### [Directions for this task]
Wherever "telepathic" appears in a line, list that line.

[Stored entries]
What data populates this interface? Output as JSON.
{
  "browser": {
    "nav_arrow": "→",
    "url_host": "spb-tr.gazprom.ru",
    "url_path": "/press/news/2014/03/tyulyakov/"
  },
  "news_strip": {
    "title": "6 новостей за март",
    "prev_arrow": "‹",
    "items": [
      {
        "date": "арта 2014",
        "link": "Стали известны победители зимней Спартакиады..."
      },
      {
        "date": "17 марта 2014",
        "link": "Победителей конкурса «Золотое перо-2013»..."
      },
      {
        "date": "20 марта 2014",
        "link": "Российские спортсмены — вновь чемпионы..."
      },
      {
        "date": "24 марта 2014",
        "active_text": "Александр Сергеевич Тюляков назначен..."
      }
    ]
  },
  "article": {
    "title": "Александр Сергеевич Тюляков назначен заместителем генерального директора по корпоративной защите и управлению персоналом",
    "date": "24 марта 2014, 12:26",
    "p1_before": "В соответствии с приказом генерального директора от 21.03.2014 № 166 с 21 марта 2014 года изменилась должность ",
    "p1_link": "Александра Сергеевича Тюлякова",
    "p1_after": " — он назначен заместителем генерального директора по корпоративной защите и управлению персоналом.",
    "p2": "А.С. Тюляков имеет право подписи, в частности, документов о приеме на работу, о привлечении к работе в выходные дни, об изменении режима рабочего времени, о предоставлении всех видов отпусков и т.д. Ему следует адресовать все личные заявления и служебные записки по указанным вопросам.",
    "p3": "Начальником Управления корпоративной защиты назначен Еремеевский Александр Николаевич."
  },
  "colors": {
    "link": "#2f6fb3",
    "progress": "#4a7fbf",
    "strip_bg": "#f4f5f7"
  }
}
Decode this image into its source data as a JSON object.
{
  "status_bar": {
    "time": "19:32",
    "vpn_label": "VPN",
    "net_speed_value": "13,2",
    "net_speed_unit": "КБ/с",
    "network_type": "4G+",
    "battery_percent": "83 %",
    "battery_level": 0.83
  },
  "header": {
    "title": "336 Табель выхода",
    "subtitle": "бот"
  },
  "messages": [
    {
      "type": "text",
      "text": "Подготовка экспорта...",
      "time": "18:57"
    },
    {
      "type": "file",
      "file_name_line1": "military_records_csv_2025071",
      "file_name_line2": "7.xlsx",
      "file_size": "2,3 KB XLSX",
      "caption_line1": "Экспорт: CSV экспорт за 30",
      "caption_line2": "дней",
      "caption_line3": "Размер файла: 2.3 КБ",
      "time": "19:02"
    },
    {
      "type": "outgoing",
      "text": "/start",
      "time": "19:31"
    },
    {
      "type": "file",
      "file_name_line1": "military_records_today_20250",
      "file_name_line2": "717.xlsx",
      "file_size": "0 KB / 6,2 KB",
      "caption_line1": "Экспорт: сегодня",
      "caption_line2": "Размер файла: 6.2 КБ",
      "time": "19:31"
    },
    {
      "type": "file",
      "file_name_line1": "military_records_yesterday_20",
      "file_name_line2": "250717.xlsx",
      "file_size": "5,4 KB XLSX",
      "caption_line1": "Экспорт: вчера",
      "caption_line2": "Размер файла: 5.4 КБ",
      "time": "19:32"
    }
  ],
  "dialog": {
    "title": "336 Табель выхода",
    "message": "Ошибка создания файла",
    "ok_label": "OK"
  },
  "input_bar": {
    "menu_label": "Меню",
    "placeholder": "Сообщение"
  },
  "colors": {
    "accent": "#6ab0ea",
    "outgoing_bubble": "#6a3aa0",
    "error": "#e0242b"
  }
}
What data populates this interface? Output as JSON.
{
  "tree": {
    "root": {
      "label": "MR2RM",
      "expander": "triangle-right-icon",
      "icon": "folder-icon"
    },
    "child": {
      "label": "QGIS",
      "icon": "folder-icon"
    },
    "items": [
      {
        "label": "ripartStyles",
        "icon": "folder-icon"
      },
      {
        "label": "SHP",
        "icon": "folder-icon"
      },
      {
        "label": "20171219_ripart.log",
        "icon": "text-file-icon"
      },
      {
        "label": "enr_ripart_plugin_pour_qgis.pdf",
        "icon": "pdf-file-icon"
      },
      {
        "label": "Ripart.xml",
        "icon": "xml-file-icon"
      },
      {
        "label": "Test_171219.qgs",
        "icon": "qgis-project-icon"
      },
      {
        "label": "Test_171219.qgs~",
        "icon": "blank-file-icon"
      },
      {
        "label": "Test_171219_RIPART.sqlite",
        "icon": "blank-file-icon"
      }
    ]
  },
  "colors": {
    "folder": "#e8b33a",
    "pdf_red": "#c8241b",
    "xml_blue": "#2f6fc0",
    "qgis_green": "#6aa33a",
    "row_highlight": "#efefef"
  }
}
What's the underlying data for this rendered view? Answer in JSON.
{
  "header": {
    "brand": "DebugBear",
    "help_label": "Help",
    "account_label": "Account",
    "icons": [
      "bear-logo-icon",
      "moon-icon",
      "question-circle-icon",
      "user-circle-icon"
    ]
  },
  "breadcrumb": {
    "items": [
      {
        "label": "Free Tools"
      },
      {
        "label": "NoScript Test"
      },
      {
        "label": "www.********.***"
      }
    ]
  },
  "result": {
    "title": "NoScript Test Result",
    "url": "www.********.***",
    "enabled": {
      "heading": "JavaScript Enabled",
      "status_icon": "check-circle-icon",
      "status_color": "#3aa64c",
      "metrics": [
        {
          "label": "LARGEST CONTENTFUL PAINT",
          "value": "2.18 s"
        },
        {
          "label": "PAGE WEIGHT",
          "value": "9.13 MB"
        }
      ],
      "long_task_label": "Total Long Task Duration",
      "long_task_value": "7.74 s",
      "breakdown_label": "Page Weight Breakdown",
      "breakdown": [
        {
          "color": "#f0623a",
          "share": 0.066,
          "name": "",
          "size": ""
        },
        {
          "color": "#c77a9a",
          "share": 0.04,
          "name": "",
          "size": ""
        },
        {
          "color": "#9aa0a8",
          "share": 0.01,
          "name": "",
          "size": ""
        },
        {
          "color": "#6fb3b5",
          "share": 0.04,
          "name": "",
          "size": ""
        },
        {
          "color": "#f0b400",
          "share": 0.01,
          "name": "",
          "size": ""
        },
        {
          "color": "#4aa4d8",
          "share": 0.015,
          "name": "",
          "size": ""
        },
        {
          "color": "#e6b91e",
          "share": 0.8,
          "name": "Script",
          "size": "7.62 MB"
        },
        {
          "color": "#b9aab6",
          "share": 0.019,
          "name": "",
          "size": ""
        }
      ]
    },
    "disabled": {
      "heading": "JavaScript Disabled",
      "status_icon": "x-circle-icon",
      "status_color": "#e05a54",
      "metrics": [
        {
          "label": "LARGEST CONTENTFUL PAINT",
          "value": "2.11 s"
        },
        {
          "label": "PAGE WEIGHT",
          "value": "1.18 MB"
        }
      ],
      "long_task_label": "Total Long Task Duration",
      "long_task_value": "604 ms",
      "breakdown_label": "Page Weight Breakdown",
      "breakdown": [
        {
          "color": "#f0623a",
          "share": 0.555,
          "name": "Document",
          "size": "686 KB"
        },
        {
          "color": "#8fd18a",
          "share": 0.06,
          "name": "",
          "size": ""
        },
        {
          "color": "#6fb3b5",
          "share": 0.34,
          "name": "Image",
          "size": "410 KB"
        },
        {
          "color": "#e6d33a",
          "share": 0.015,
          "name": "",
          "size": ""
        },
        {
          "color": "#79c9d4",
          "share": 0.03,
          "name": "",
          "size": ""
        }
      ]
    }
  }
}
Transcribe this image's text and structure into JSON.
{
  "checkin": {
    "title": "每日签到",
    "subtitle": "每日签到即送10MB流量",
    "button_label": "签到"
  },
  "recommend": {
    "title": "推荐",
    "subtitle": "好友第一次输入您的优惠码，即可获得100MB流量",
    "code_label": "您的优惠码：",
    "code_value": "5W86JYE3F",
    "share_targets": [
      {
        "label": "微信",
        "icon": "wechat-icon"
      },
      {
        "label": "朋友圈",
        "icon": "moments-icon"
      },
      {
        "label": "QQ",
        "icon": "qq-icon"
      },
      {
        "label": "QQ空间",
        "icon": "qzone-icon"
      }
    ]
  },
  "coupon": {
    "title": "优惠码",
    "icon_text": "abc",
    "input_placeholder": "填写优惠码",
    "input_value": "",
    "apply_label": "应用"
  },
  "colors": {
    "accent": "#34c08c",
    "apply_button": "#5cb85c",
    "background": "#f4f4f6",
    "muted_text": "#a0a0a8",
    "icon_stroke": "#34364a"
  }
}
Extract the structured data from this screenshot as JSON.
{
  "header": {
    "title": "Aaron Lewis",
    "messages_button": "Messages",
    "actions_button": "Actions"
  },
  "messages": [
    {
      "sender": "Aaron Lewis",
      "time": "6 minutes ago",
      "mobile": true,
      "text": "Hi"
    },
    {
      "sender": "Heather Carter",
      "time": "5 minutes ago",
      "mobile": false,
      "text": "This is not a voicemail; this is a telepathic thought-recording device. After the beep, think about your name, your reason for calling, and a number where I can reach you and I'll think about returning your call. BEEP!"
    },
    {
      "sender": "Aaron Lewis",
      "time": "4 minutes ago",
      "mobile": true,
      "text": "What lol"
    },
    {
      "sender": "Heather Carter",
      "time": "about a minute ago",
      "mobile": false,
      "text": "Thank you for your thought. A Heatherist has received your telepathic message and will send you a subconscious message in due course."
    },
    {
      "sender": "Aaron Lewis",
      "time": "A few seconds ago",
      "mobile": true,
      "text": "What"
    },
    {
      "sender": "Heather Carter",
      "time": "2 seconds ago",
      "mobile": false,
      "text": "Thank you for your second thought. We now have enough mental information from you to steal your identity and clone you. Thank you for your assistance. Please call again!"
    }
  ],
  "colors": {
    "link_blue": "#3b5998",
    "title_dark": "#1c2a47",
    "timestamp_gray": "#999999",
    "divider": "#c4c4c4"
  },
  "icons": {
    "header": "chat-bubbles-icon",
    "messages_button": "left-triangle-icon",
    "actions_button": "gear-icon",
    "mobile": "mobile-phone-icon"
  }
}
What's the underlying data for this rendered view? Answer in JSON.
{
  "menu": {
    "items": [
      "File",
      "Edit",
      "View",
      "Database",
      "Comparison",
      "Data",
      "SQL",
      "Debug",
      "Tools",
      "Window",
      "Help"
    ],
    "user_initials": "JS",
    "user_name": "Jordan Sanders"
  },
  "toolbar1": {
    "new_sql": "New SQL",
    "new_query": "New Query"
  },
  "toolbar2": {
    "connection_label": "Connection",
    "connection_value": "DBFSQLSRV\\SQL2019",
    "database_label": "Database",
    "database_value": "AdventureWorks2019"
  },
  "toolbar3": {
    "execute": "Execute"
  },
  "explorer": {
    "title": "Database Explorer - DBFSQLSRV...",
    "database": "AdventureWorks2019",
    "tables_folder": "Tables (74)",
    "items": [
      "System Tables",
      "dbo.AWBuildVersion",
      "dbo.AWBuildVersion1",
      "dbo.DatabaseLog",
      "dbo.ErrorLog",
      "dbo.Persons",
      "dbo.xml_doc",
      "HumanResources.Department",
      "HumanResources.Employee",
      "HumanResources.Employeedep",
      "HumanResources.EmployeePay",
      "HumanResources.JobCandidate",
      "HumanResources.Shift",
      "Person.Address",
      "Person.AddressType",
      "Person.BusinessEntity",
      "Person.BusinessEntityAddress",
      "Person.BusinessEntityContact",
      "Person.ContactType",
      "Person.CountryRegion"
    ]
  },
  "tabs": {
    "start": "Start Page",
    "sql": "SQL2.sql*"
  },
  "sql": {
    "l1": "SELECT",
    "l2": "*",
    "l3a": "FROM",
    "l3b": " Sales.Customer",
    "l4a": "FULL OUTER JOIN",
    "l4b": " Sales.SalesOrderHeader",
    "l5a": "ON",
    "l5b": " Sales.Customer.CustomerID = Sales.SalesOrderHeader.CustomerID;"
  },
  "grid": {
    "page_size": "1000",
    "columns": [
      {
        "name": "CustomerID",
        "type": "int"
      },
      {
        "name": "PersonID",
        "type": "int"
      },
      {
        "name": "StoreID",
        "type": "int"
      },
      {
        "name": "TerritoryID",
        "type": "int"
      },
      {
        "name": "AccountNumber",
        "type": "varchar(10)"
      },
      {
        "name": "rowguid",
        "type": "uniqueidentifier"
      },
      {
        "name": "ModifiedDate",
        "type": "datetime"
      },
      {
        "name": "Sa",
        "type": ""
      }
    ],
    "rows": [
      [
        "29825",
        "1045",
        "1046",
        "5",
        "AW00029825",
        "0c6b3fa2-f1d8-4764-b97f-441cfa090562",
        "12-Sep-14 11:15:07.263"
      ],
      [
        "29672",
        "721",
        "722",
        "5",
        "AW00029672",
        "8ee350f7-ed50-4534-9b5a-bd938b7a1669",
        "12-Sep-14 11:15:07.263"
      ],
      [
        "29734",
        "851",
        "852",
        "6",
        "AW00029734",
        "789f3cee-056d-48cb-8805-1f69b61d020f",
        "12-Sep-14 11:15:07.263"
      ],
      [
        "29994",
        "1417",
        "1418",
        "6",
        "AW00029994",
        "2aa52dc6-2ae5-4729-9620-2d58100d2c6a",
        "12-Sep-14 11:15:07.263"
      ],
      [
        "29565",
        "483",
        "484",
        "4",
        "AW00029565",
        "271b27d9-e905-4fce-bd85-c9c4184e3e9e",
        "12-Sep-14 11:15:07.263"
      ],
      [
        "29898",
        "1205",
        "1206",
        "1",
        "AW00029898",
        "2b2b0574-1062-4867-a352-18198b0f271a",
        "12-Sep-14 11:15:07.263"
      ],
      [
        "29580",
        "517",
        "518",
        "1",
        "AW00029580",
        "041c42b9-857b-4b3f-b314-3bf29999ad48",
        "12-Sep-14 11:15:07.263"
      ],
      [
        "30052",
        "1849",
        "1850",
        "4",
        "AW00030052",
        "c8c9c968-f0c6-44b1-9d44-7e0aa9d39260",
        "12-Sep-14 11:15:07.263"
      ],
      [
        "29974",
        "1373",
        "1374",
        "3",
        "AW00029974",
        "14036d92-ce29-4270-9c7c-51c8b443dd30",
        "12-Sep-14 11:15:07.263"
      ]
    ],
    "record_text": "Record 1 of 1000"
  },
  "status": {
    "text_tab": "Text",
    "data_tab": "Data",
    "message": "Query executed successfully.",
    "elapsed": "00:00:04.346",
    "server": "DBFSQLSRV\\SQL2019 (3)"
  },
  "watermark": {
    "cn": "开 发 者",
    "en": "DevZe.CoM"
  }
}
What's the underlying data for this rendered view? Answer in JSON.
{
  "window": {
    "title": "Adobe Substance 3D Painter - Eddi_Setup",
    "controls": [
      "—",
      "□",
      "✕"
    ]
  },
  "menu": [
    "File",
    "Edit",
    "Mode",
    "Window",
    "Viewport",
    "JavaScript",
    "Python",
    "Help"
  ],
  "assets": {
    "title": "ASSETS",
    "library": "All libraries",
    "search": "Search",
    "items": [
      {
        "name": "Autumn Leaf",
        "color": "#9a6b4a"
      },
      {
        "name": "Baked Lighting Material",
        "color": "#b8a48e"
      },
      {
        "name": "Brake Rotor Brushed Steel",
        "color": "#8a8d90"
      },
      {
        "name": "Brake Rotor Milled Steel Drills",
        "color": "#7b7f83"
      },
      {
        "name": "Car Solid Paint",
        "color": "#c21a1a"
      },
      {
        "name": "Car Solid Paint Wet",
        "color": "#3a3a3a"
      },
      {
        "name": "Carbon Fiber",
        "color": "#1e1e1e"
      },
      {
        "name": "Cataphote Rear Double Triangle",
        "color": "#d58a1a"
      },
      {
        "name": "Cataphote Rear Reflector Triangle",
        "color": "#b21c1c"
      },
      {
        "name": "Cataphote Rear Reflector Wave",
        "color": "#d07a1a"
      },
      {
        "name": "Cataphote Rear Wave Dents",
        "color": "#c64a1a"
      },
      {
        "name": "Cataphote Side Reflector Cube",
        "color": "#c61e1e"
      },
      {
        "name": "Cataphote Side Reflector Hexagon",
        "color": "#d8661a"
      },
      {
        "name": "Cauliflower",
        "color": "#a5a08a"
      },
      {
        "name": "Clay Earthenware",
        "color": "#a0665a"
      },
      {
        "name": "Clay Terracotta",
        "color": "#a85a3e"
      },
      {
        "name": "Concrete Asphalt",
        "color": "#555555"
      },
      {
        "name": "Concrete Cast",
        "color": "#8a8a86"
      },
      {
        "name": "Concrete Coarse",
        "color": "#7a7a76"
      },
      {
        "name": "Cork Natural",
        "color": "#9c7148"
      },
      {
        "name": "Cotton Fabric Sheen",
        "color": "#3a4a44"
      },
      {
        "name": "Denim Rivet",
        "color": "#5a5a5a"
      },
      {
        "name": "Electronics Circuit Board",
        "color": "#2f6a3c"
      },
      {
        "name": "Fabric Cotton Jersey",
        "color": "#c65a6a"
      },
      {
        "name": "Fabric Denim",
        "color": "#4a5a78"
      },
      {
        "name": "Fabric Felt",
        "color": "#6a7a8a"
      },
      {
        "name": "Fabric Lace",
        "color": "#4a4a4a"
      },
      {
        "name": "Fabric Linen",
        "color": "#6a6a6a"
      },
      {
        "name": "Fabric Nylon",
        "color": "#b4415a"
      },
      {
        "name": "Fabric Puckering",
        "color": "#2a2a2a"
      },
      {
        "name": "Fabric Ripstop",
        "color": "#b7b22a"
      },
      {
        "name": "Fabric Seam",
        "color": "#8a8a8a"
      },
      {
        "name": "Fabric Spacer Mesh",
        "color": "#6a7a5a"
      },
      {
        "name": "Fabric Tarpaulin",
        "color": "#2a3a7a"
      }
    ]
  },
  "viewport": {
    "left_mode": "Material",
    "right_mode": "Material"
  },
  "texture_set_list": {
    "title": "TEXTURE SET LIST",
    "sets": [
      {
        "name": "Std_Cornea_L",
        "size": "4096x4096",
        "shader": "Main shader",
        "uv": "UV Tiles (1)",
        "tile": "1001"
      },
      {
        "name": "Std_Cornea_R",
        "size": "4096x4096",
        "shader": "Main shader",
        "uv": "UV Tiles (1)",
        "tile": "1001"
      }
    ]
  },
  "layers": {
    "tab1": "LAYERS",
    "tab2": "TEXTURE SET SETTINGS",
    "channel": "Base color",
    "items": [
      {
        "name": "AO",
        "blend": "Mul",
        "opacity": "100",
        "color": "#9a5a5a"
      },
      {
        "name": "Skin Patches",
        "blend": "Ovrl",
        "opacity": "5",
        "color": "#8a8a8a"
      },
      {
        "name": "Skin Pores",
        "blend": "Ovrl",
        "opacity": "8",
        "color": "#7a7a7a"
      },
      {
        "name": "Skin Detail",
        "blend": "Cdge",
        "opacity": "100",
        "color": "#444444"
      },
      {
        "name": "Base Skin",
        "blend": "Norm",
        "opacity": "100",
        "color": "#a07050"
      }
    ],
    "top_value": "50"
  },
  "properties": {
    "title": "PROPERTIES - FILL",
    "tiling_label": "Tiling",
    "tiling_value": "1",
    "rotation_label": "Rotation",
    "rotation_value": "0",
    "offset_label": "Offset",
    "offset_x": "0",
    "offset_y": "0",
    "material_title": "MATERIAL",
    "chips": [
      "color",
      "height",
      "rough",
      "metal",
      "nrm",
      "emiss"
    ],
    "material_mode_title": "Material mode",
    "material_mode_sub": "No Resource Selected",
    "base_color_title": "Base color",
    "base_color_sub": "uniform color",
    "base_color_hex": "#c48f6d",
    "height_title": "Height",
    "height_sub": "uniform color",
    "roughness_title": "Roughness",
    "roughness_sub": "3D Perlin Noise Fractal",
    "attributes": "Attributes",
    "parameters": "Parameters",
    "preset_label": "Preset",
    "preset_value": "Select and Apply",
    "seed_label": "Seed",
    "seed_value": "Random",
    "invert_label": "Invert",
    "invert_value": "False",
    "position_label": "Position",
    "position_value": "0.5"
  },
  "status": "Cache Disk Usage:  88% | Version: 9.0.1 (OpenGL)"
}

### [Solved problem]
      "text": "This is not a voicemail; this is a telepathic thought-recording device. After the beep, think about your name, your reason for calling, and a number where I can reach you and I'll think about returning your call. BEEP!"
      "text": "Thank you for your thought. A Heatherist has received your telepathic message and will send you a subconscious message in due course."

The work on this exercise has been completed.